— BEGIN Given records —

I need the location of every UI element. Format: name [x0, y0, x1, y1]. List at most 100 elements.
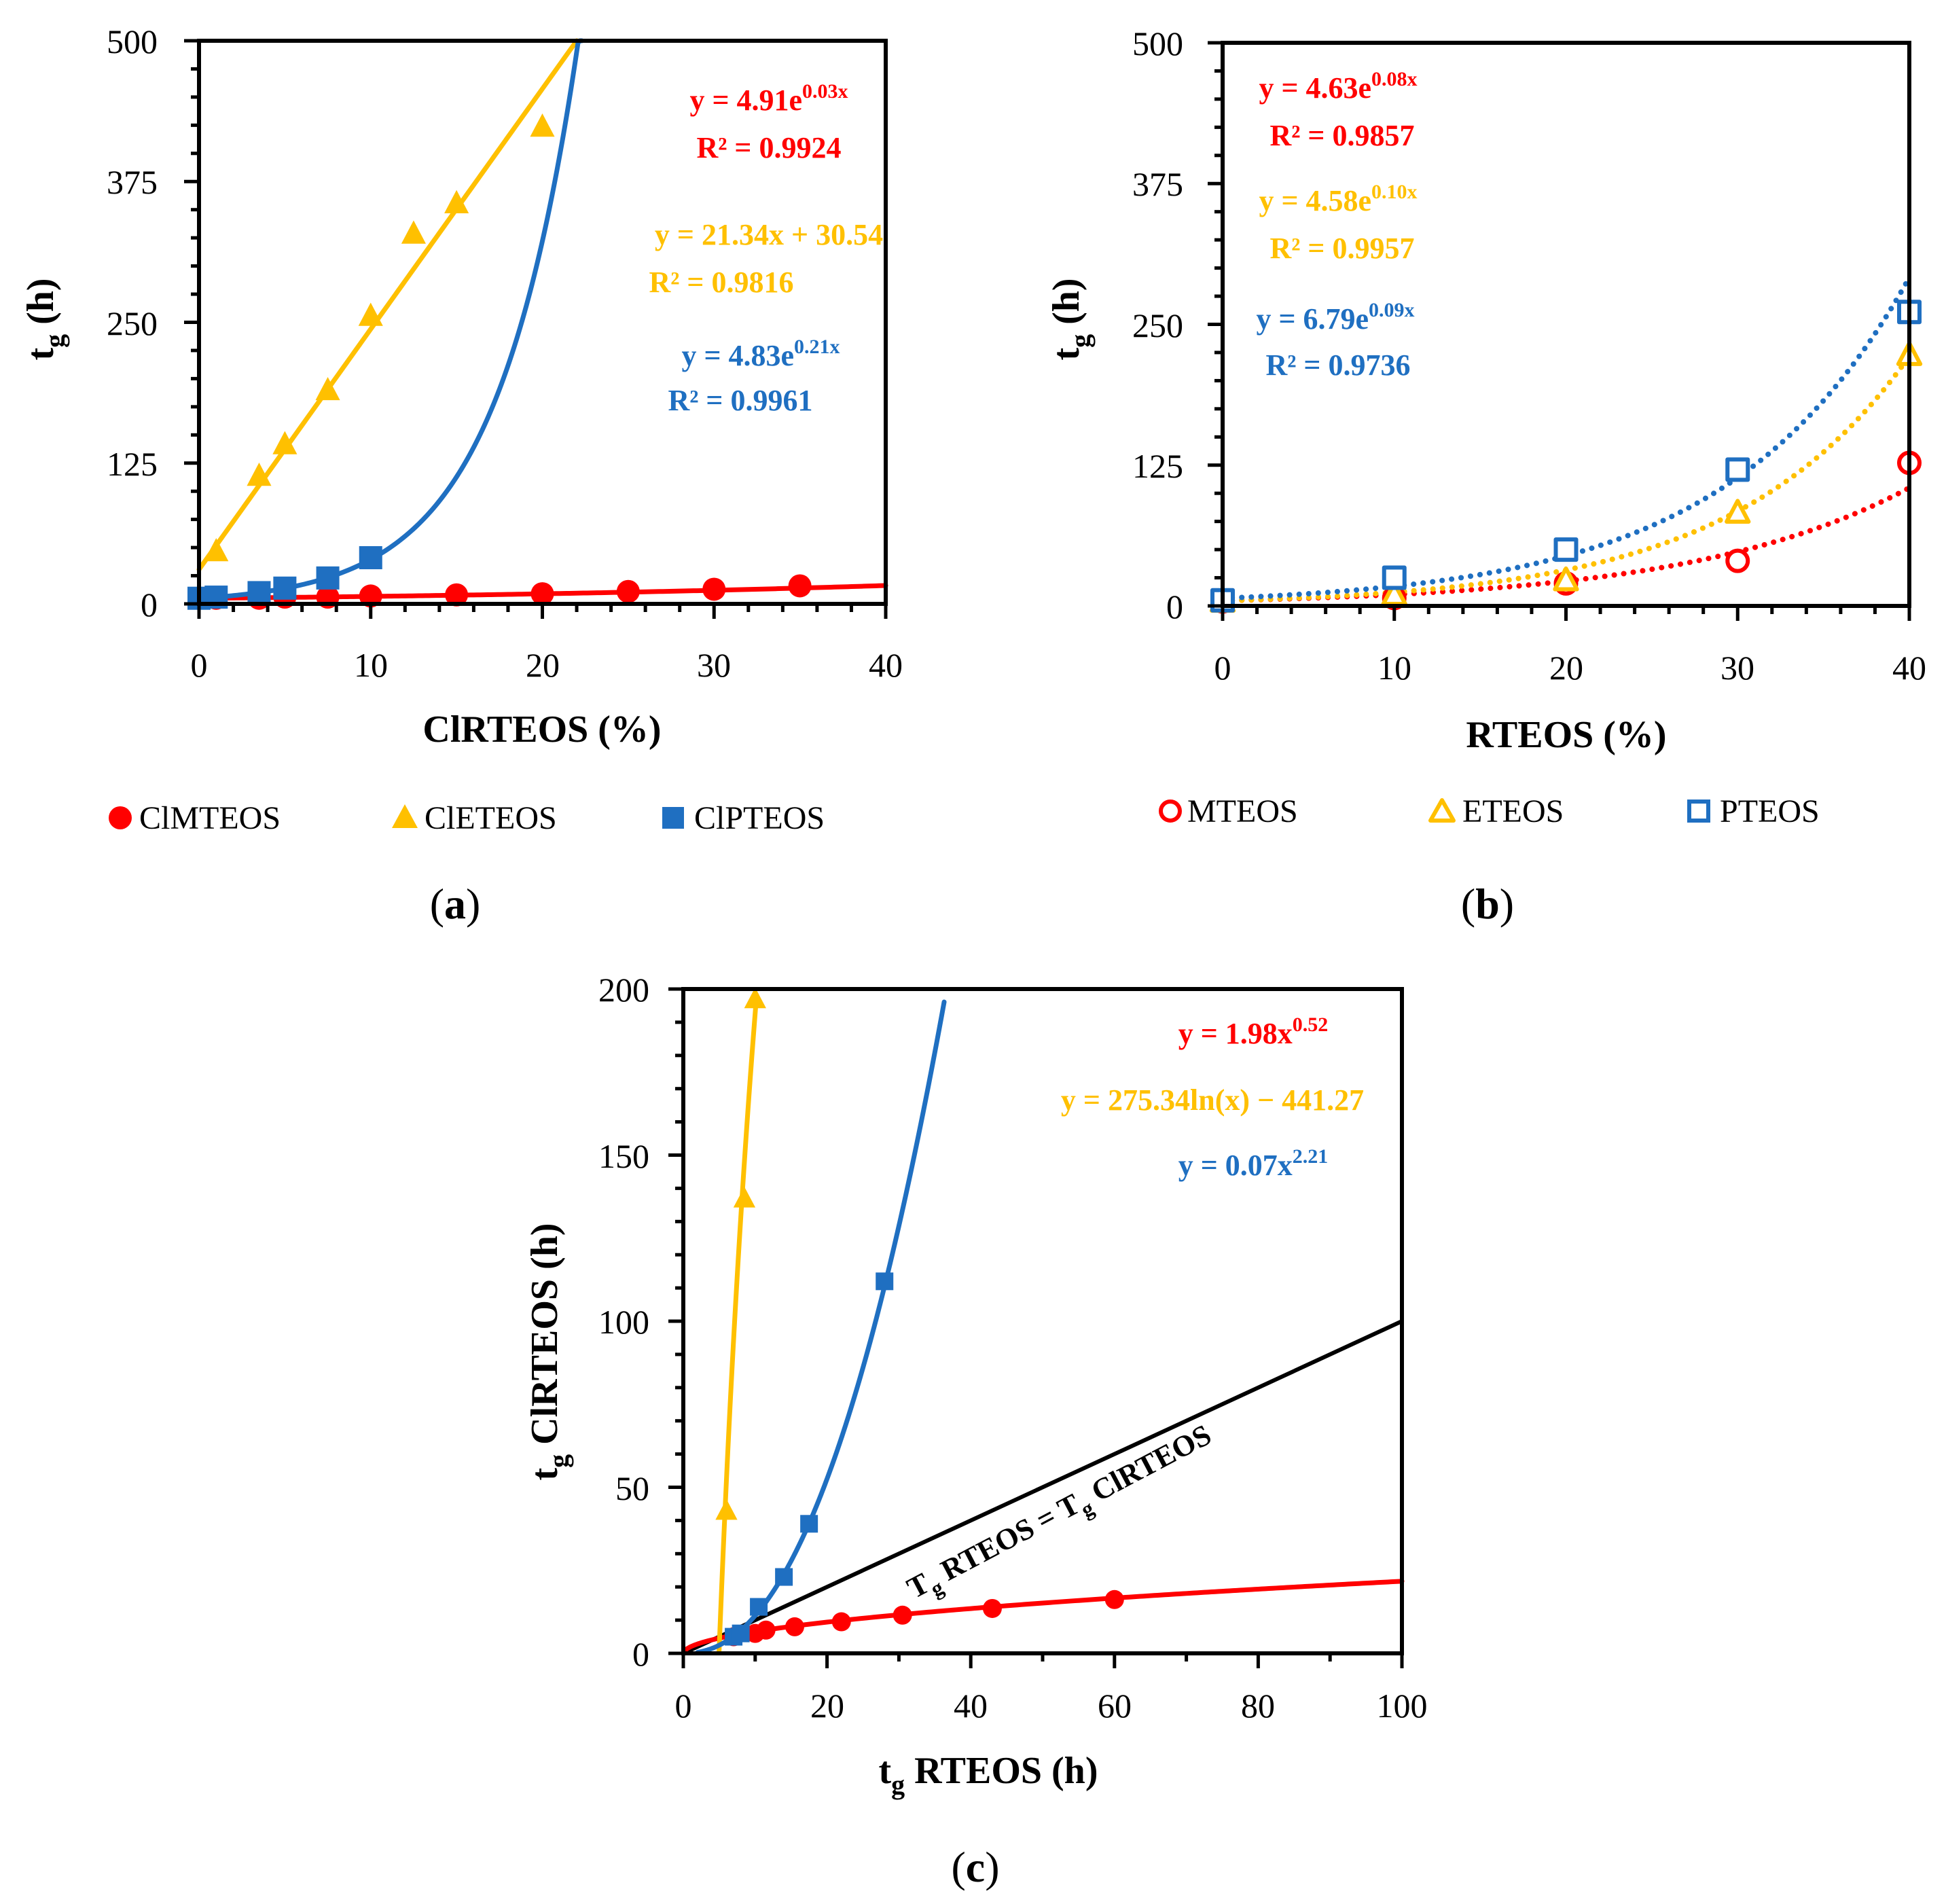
x-tick-label: 30: [697, 646, 731, 684]
panel-b: 500 375 250 125 0 0 10 20 30 40 RTEOS (%…: [1045, 24, 1926, 928]
data-point-square: [800, 1515, 818, 1533]
data-point-triangle: [272, 431, 298, 454]
identity-line: [682, 1319, 1403, 1655]
r-squared-red: R² = 0.9857: [1269, 119, 1414, 152]
y-tick-label: 375: [1132, 165, 1183, 203]
data-point-circle: [530, 582, 554, 606]
y-tick-label: 250: [107, 304, 158, 342]
data-point-triangle: [358, 302, 383, 326]
data-point-circle: [445, 583, 469, 607]
x-tick-label: 0: [675, 1687, 692, 1725]
data-point-triangle: [1553, 566, 1579, 592]
x-tick-label: 20: [810, 1687, 844, 1725]
data-point-square: [876, 1272, 894, 1291]
x-tick-label: 0: [1214, 649, 1231, 687]
data-point-circle: [616, 579, 640, 603]
data-point-triangle: [1725, 499, 1751, 524]
y-tick-label: 100: [598, 1303, 649, 1341]
fit-curve-blue: [196, 38, 585, 601]
y-tick-label: 125: [107, 445, 158, 483]
legend-marker-circle: [109, 806, 132, 829]
legend-b: MTEOS ETEOS PTEOS: [1159, 793, 1820, 829]
x-tick-label: 100: [1377, 1687, 1428, 1725]
fit-equation-red: y = 4.63e0.08x: [1259, 68, 1417, 105]
data-point-circle: [893, 1605, 912, 1625]
data-point-square: [1382, 565, 1407, 590]
fit-equation-red: y = 1.98x0.52: [1178, 1013, 1329, 1050]
x-tick-label: 40: [954, 1687, 988, 1725]
data-point-triangle: [444, 190, 469, 213]
data-point-square: [316, 566, 340, 590]
legend-marker-circle: [1159, 800, 1182, 823]
legend-label: ClETEOS: [425, 800, 557, 836]
data-point-square: [247, 581, 271, 605]
fit-curve-yellow: [717, 992, 759, 1653]
legend-marker-square: [1687, 800, 1710, 823]
y-tick-label: 375: [107, 163, 158, 201]
x-axis-label: tg RTEOS (h): [879, 1750, 1098, 1800]
data-point-square: [750, 1598, 768, 1616]
data-point-square: [732, 1624, 750, 1642]
legend-a: ClMTEOS ClETEOS ClPTEOS: [109, 800, 825, 836]
x-tick-label: 20: [1549, 649, 1583, 687]
data-point-triangle: [733, 1187, 756, 1208]
data-point-triangle: [204, 538, 229, 562]
legend-label: ClMTEOS: [139, 800, 281, 836]
fit-equation-blue: y = 4.83e0.21x: [681, 336, 840, 372]
data-point-triangle: [530, 113, 555, 137]
y-tick-label: 0: [1166, 588, 1183, 626]
y-tick-label: 500: [1132, 24, 1183, 62]
y-tick-label: 0: [632, 1635, 649, 1673]
fit-equation-yellow: y = 4.58e0.10x: [1259, 181, 1417, 217]
y-axis-label: tg ClRTEOS (h): [524, 1223, 574, 1481]
panel-a: 500 375 250 125 0 0 10 20 30 40 ClRTEOS …: [20, 22, 903, 928]
data-point-square: [775, 1568, 793, 1586]
legend-label: ClPTEOS: [694, 800, 825, 836]
panel-tag-b: (b): [1461, 880, 1514, 928]
x-tick-label: 0: [191, 646, 208, 684]
fit-equation-blue: y = 6.79e0.09x: [1256, 299, 1414, 336]
identity-line-label: Tg RTEOS = Tg ClRTEOS: [901, 1418, 1219, 1611]
x-tick-label: 30: [1720, 649, 1754, 687]
fit-curve-red: [681, 1579, 1405, 1656]
y-tick-label: 50: [615, 1469, 649, 1507]
x-axis-label: RTEOS (%): [1466, 714, 1666, 756]
r-squared-yellow: R² = 0.9816: [649, 266, 793, 299]
y-tick-label: 500: [107, 22, 158, 60]
data-point-square: [1725, 457, 1750, 482]
legend-label: PTEOS: [1720, 793, 1820, 829]
data-point-circle: [756, 1620, 776, 1640]
fit-curve-yellow: [196, 38, 579, 572]
x-tick-label: 10: [354, 646, 388, 684]
y-tick-label: 250: [1132, 306, 1183, 344]
y-tick-label: 200: [598, 971, 649, 1009]
data-point-triangle: [315, 376, 340, 401]
data-point-square: [359, 546, 382, 570]
legend-marker-triangle: [392, 804, 418, 828]
legend-label: ETEOS: [1462, 793, 1564, 829]
r-squared-yellow: R² = 0.9957: [1269, 232, 1414, 265]
data-point-circle: [1725, 548, 1750, 573]
r-squared-red: R² = 0.9924: [696, 131, 841, 164]
fit-equation-yellow: y = 275.34ln(x) − 441.27: [1061, 1083, 1364, 1117]
data-point-circle: [831, 1612, 851, 1632]
legend-label: MTEOS: [1187, 793, 1298, 829]
x-tick-label: 40: [1892, 649, 1926, 687]
x-axis-label: ClRTEOS (%): [422, 708, 661, 751]
panel-tag-a: (a): [430, 880, 481, 928]
legend-marker-square: [662, 807, 684, 829]
y-tick-label: 125: [1132, 447, 1183, 485]
data-point-circle: [785, 1617, 804, 1636]
fit-equation-blue: y = 0.07x2.21: [1178, 1145, 1329, 1182]
data-point-circle: [788, 574, 812, 598]
r-squared-blue: R² = 0.9961: [668, 384, 812, 417]
x-tick-label: 40: [869, 646, 903, 684]
x-tick-label: 80: [1241, 1687, 1275, 1725]
x-tick-label: 10: [1377, 649, 1411, 687]
legend-marker-triangle: [1428, 798, 1456, 823]
y-tick-label: 150: [598, 1137, 649, 1175]
fit-equation-red: y = 4.91e0.03x: [689, 80, 848, 117]
x-tick-label: 20: [526, 646, 560, 684]
y-tick-label: 0: [141, 586, 158, 624]
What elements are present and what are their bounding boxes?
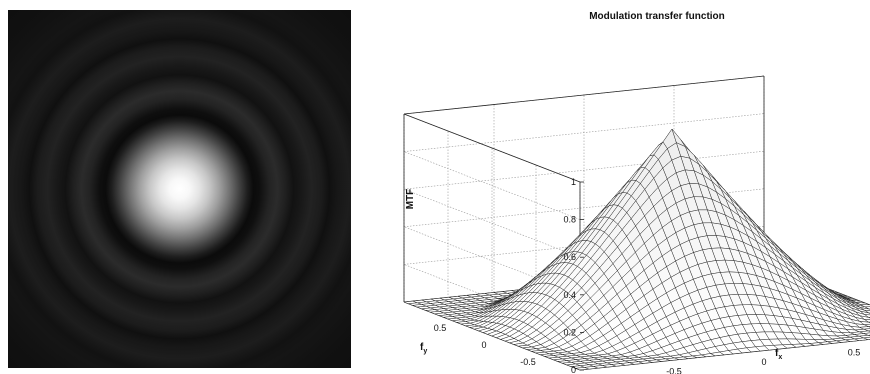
z-tick-labels: 0 0.2 0.4 0.6 0.8 1 (563, 177, 584, 374)
z-tick-label: 0 (571, 365, 576, 374)
mtf-surface-mesh (403, 128, 870, 371)
box-edge (403, 75, 765, 115)
mtf-surface-cell (863, 314, 870, 318)
y-tick-labels: -1-0.500.51 (434, 323, 536, 367)
z-tick-label: 0.8 (563, 215, 576, 225)
z-tick-label: 0.4 (563, 290, 576, 300)
x-tick-labels: -1-0.500.5 (666, 348, 861, 374)
y-axis-label: fy (420, 342, 427, 355)
x-axis-label: fx (775, 348, 782, 361)
mtf-surface-cell (863, 336, 870, 340)
back-wall-gridline (403, 150, 765, 190)
mtf-surface-cell (864, 306, 870, 310)
box-edge (403, 113, 581, 183)
mtf-surface-chart: Modulation transfer function MTF fy fx 0… (403, 11, 870, 374)
z-axis-label: MTF (405, 189, 416, 210)
chart-title: Modulation transfer function (589, 11, 725, 22)
mtf-surface-cell (863, 310, 870, 314)
mtf-surface-cell (863, 319, 870, 323)
y-axis-label-sub: y (423, 348, 427, 355)
x-axis-label-sub: x (778, 354, 782, 361)
x-tick-label: 0.5 (848, 348, 861, 358)
mtf-surface-cell (864, 323, 870, 327)
mtf-surface-cell (863, 332, 870, 336)
y-tick-label: 0 (481, 340, 486, 350)
z-tick-label: 0.6 (563, 252, 576, 262)
y-tick-label: 0.5 (434, 323, 447, 333)
y-axis-label-main: f (420, 342, 424, 353)
mtf-surface-cell (863, 328, 870, 332)
z-tick-label: 1 (571, 177, 576, 187)
x-axis-label-main: f (775, 348, 779, 359)
point-spread-function-image (8, 10, 351, 368)
x-tick-label: -0.5 (666, 367, 682, 374)
y-tick-label: -0.5 (520, 357, 536, 367)
left-wall-gridline (403, 188, 581, 258)
z-tick-label: 0.2 (563, 327, 576, 337)
x-tick-label: 0 (761, 357, 766, 367)
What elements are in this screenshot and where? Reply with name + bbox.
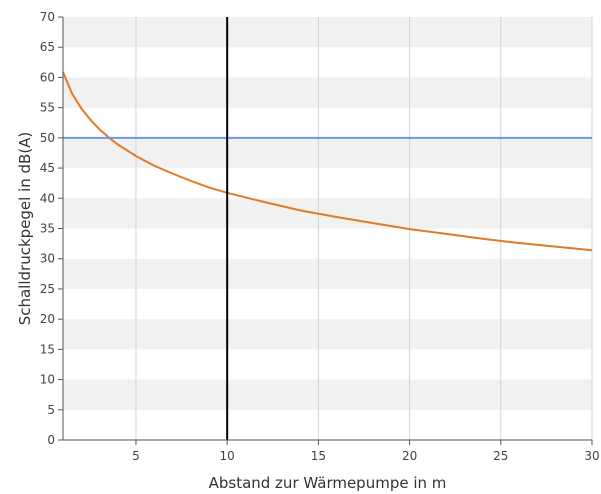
y-tick-label: 45 — [40, 161, 55, 175]
y-axis-title: Schalldruckpegel in dB(A) — [16, 132, 34, 326]
y-tick-label: 70 — [40, 10, 55, 24]
x-axis-title: Abstand zur Wärmepumpe in m — [209, 474, 447, 492]
y-tick-label: 0 — [47, 433, 55, 447]
x-tick-label: 15 — [311, 449, 326, 463]
y-tick-label: 55 — [40, 101, 55, 115]
grid-band — [63, 77, 592, 108]
x-tick-label: 25 — [493, 449, 508, 463]
grid-band — [63, 198, 592, 229]
series-layer — [62, 71, 593, 252]
grid-band — [63, 137, 592, 169]
series-line — [62, 71, 593, 252]
y-tick-label: 40 — [40, 191, 55, 205]
y-tick-label: 60 — [40, 70, 55, 84]
x-tick-label: 5 — [132, 449, 140, 463]
x-tick-label: 20 — [402, 449, 417, 463]
x-tick-labels: 5 10 15 20 25 30 — [132, 449, 599, 463]
grid-band — [63, 17, 592, 48]
x-tick-label: 30 — [584, 449, 599, 463]
y-tick-label: 20 — [40, 312, 55, 326]
y-tick-label: 15 — [40, 342, 55, 356]
y-tick-label: 5 — [47, 403, 55, 417]
y-tick-label: 10 — [40, 373, 55, 387]
background-bands — [63, 17, 592, 410]
grid-band — [63, 258, 592, 289]
reference-lines — [63, 17, 592, 440]
y-tick-label: 35 — [40, 222, 55, 236]
y-tick-label: 65 — [40, 40, 55, 54]
x-tick-label: 10 — [220, 449, 235, 463]
y-tick-label: 25 — [40, 282, 55, 296]
grid-band — [63, 319, 592, 350]
y-tick-labels: 0 5 10 15 20 25 30 35 40 45 50 55 60 65 70 — [40, 10, 55, 447]
grid-band — [63, 379, 592, 410]
y-tick-label: 50 — [40, 131, 55, 145]
axes — [58, 16, 593, 445]
y-tick-label: 30 — [40, 252, 55, 266]
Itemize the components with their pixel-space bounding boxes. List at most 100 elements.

— END Given records —

> _Written request_:
Render the lines from the one containing "x-tick-label: 30: [697, 646, 731, 684]" through the one containing "x-tick-label: 0: [675, 1687, 692, 1725]", inclusive, as a JSON list of strings, one string per line, leaving out blank lines.

> _Complete answer_:
[
  "x-tick-label: 30: [697, 646, 731, 684]",
  "panel-b: 500 375 250 125 0 0 10 20 30 40 RTEOS (%…: [1045, 24, 1926, 928]",
  "data-point-square: [800, 1515, 818, 1533]",
  "data-point-triangle: [272, 431, 298, 454]",
  "identity-line: [682, 1319, 1403, 1655]",
  "r-squared-red: R² = 0.9857: [1269, 119, 1414, 152]",
  "y-tick-label: 375: [1132, 165, 1183, 203]",
  "data-point-circle: [530, 582, 554, 606]",
  "y-tick-label: 250: [107, 304, 158, 342]",
  "data-point-triangle: [358, 302, 383, 326]",
  "data-point-circle: [445, 583, 469, 607]",
  "x-tick-label: 0: [675, 1687, 692, 1725]"
]